▶ _EXTRACT_
══════════════════════════════
# Train tickets Paris-Nice: buy ahead or not?



## glenn1000 (Jun 27, 2010)

I'm taking my son to Paris (five nights) and then on to Nice (three nights) in August. We plan to take the TGV. My son is 14 and it looks like if we buy tickets in France he can get a heavily discounted student ticket. Booking online, it seems like I would have to pay full price for both tickets. Anyone done this recently? I'd rather lock in our reservations since our dates are fixed. It's been a long time since I've taken this train so I'm not sure how full it will be in the summer.


----------



## Carolinian (Jun 28, 2010)

August is when all the French go on vacation.  If your timing is when they are travelling, it could make for a full train.  If you are travelling after most of them are already there, it should not be a problem.

I have always bought French tickets at the station and never had a problem.  You pay a lot extra to buy from Rail Europe.  You might try to buy through the railroad's own website, which should get you the same price as at the station.


----------



## Talent312 (Jun 28, 2010)

glenn1000 said:


> I'm taking my son to Paris (five nights) and then on to Nice (three nights) in August. We plan to take the TGV.



How Nice. (pun intended)
We took a train overnight from Paris to Cannes just two weeks B4 the TGV started running.
Bad timing. <sigh>  But listen to Carolinian, he's our Euro-guru.


----------



## glenn1000 (Jun 29, 2010)

Thanks for the advice.  I decided to buy now rather than risk not getting the best train and was able to get a youth discount (I think I was, though the web site did not specify individual ticket prices). Couldn't see anything other than Rail Europe to do this and total price of $198 for both of us seemed pretty good.


----------



## thheath (Jun 29, 2010)

I've not bought tickets for French Rail but have for German.  I would invest extra for a reservation (with assigned seats) if you haven't already (can be reserved at the station).  I've been on a rail trip without a reservation and half way to my destination the seat I was sitting in turned into someone else's reserved seat.  Then it became the duffel bag drag through the cars looking for an open seat.


----------



## jlp (Jun 30, 2010)

I use this site for TGV tickets. You can only purchase and print tickets online. 

www.idtgv.com and click on flag for English


----------
══════════════════════════════
[Image-based layout entries]
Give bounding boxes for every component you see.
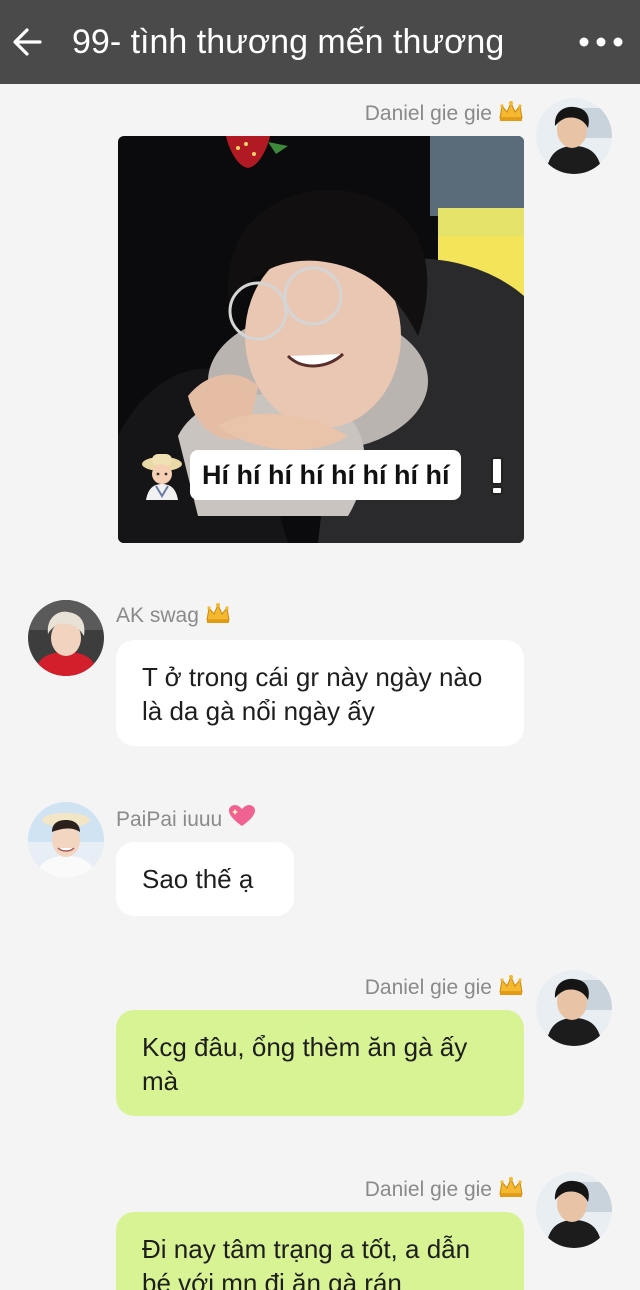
chat-title: 99- tình thương mến thương bbox=[72, 23, 505, 61]
message-bubble[interactable]: Sao thế ạ bbox=[116, 842, 294, 916]
more-options-button[interactable] bbox=[574, 28, 628, 56]
sender-name: Daniel gie gie bbox=[365, 974, 524, 1001]
arrow-left-icon bbox=[13, 28, 42, 56]
exclamation-icon bbox=[491, 457, 503, 495]
sticker-caption: Hí hí hí hí hí hí hí hí bbox=[190, 450, 462, 500]
message-bubble[interactable]: Kcg đâu, ổng thèm ăn gà ấy mà bbox=[116, 1010, 524, 1116]
avatar[interactable] bbox=[536, 1172, 612, 1248]
avatar[interactable] bbox=[536, 98, 612, 174]
chat-header: 99- tình thương mến thương bbox=[0, 0, 640, 84]
back-button[interactable] bbox=[8, 22, 48, 62]
avatar[interactable] bbox=[28, 802, 104, 878]
farmer-emoji-icon bbox=[142, 454, 182, 500]
crown-icon bbox=[499, 100, 523, 122]
sender-name: Daniel gie gie bbox=[365, 100, 524, 127]
crown-icon bbox=[499, 1176, 523, 1198]
sender-name: PaiPai iuuu bbox=[116, 804, 256, 833]
message-bubble[interactable]: Đi nay tâm trạng a tốt, a dẫn bé với mn … bbox=[116, 1212, 524, 1290]
sender-name: AK swag bbox=[116, 602, 231, 629]
message-bubble[interactable]: T ở trong cái gr này ngày nào là da gà n… bbox=[116, 640, 524, 746]
avatar[interactable] bbox=[28, 600, 104, 676]
avatar[interactable] bbox=[536, 970, 612, 1046]
sparkling-heart-icon bbox=[229, 805, 256, 826]
crown-icon bbox=[206, 602, 230, 624]
ellipsis-icon bbox=[579, 37, 623, 47]
crown-icon bbox=[499, 974, 523, 996]
sender-name: Daniel gie gie bbox=[365, 1176, 524, 1203]
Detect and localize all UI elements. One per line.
══════════════════════════════
▶ _EXERCISE INSTRUCTIONS_
1 – In the forum thread about Paris-Nice train tickets, what total price did glenn1000 pay for both tickets?
2 – Duplicate the lines in the entries starting at the line that contains "chat-title: 99- tình" and ending at the line that contains "message-bubble[interactable]: Đi nay", with both of those lines included.

▶ _SOLUTIONS TO THE TASKS_
1 – $198 for both of them.

2 –
chat-title: 99- tình thương mến thương bbox=[72, 23, 505, 61]
message-bubble[interactable]: Sao thế ạ bbox=[116, 842, 294, 916]
more-options-button[interactable] bbox=[574, 28, 628, 56]
sender-name: Daniel gie gie bbox=[365, 974, 524, 1001]
arrow-left-icon bbox=[13, 28, 42, 56]
exclamation-icon bbox=[491, 457, 503, 495]
sticker-caption: Hí hí hí hí hí hí hí hí bbox=[190, 450, 462, 500]
message-bubble[interactable]: Kcg đâu, ổng thèm ăn gà ấy mà bbox=[116, 1010, 524, 1116]
avatar[interactable] bbox=[536, 1172, 612, 1248]
avatar[interactable] bbox=[536, 98, 612, 174]
chat-header: 99- tình thương mến thương bbox=[0, 0, 640, 84]
back-button[interactable] bbox=[8, 22, 48, 62]
avatar[interactable] bbox=[28, 802, 104, 878]
farmer-emoji-icon bbox=[142, 454, 182, 500]
crown-icon bbox=[499, 100, 523, 122]
sender-name: Daniel gie gie bbox=[365, 100, 524, 127]
crown-icon bbox=[499, 1176, 523, 1198]
sender-name: PaiPai iuuu bbox=[116, 804, 256, 833]
message-bubble[interactable]: Đi nay tâm trạng a tốt, a dẫn bé với mn … bbox=[116, 1212, 524, 1290]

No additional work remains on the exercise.